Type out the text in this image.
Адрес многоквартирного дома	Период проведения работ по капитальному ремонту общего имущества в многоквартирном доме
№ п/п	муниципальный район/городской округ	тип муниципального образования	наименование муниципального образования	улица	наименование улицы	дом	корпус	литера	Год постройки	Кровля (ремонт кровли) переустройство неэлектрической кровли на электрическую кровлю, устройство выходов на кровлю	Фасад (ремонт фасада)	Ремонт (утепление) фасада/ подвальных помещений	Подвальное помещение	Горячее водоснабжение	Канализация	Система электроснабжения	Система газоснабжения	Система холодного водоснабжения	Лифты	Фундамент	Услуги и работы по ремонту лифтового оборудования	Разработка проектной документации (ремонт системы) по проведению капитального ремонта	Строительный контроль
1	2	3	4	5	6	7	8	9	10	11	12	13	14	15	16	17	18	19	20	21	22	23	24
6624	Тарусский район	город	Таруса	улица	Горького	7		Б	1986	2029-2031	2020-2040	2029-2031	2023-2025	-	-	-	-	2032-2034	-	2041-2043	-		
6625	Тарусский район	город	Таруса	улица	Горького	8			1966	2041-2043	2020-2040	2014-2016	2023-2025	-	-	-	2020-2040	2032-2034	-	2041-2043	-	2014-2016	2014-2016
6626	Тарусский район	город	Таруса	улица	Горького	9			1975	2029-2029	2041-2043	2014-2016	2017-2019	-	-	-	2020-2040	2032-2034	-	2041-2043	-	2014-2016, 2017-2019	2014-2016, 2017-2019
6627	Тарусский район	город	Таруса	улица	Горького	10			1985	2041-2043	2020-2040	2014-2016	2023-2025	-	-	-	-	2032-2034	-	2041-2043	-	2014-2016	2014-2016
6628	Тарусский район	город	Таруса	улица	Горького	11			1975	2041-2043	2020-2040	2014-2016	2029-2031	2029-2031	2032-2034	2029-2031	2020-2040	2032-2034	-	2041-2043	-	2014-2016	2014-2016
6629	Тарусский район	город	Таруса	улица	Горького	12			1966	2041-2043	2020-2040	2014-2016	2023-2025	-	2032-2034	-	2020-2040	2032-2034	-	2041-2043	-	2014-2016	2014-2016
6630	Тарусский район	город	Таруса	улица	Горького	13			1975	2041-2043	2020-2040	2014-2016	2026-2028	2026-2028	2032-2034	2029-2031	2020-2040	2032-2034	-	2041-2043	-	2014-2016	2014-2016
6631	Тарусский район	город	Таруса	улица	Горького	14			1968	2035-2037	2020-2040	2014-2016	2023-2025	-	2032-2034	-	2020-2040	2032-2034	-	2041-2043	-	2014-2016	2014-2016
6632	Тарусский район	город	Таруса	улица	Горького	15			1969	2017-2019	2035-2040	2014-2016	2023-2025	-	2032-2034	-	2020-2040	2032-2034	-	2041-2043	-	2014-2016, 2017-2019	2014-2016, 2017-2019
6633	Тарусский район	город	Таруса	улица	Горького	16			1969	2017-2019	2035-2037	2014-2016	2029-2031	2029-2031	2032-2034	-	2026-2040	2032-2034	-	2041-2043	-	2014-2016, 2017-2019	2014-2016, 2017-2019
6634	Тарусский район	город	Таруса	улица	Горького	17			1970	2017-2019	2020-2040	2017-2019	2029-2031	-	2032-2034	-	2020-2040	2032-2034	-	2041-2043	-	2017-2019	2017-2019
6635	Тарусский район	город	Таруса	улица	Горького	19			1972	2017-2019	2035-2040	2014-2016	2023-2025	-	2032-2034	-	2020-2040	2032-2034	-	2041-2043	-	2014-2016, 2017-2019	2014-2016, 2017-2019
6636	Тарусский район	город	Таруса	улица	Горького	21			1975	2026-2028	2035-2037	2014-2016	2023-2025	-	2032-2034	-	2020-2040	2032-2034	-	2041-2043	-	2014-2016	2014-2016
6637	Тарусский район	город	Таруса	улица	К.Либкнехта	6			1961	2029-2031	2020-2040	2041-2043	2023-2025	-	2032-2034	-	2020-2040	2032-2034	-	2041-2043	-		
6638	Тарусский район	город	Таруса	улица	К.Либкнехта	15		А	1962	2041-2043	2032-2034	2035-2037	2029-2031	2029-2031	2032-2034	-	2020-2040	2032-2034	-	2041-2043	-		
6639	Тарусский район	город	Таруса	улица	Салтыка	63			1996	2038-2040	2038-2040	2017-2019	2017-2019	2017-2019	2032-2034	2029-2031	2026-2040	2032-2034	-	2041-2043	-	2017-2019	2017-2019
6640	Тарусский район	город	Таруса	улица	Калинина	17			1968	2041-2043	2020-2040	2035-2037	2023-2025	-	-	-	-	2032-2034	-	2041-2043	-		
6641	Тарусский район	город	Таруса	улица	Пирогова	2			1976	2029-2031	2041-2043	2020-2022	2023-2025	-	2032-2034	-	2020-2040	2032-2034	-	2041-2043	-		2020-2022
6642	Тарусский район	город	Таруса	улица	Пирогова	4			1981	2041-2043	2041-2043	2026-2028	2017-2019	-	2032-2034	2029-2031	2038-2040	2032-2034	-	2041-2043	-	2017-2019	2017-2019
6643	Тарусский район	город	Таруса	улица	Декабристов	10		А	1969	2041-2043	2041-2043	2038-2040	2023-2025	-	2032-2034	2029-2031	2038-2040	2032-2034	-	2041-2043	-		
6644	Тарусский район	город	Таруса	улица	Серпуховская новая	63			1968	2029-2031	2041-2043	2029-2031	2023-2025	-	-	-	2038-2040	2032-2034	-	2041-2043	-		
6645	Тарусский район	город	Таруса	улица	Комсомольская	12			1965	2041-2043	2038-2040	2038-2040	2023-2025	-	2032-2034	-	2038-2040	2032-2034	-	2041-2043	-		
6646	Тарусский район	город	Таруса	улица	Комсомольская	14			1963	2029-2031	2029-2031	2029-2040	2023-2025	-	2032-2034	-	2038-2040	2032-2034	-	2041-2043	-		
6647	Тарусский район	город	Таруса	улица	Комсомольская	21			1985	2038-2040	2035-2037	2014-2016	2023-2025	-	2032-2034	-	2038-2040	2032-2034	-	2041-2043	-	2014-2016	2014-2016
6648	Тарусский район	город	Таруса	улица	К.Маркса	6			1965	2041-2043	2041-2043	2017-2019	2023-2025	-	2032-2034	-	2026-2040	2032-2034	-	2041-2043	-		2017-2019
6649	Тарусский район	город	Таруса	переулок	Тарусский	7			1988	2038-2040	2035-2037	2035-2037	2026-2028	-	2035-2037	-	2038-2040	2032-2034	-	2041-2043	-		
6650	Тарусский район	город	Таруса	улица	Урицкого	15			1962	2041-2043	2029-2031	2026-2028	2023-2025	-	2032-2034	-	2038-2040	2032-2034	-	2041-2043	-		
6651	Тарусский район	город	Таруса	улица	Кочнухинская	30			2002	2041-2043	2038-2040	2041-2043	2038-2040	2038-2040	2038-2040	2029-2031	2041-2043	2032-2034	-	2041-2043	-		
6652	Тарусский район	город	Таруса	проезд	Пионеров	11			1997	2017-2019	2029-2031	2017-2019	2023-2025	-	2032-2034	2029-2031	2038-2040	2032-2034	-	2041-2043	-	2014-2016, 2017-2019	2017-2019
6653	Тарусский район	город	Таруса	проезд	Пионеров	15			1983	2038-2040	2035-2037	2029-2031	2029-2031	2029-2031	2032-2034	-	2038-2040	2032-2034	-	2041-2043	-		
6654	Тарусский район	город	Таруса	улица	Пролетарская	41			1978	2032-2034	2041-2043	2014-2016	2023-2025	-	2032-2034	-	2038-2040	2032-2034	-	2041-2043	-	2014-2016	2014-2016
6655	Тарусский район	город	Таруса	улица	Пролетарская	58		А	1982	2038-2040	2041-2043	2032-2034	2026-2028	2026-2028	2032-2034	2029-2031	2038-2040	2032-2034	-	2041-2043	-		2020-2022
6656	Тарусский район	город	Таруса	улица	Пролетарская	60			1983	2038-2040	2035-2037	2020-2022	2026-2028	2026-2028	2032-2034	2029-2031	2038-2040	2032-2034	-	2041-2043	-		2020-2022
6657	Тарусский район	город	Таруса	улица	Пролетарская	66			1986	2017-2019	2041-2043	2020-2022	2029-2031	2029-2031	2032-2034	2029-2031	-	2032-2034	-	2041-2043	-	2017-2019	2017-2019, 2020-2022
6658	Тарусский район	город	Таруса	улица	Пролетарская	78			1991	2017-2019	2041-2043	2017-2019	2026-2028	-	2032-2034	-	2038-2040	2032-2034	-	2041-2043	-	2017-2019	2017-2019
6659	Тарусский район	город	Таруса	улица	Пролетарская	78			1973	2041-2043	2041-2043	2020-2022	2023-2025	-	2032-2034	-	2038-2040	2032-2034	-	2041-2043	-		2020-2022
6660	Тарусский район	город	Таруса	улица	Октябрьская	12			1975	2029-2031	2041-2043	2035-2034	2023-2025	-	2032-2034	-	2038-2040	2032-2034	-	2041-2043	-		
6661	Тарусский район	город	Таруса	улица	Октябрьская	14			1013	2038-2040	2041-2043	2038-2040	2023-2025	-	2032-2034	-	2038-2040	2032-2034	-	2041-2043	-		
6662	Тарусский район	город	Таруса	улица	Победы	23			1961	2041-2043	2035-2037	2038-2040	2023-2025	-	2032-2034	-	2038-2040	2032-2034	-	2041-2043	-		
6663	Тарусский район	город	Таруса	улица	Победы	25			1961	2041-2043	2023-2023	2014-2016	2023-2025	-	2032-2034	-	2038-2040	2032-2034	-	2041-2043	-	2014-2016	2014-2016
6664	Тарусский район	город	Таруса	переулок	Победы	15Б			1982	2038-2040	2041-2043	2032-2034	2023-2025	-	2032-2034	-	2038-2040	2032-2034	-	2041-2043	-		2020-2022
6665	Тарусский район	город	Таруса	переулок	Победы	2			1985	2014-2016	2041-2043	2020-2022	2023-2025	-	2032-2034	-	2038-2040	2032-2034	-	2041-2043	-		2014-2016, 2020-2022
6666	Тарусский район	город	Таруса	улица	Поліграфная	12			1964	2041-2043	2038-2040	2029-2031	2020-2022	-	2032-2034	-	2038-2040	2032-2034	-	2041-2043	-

+===+

**AIM:** Give only the number of lines in the material above where the string "Либкнехта" appears.

**ANSWER:** 2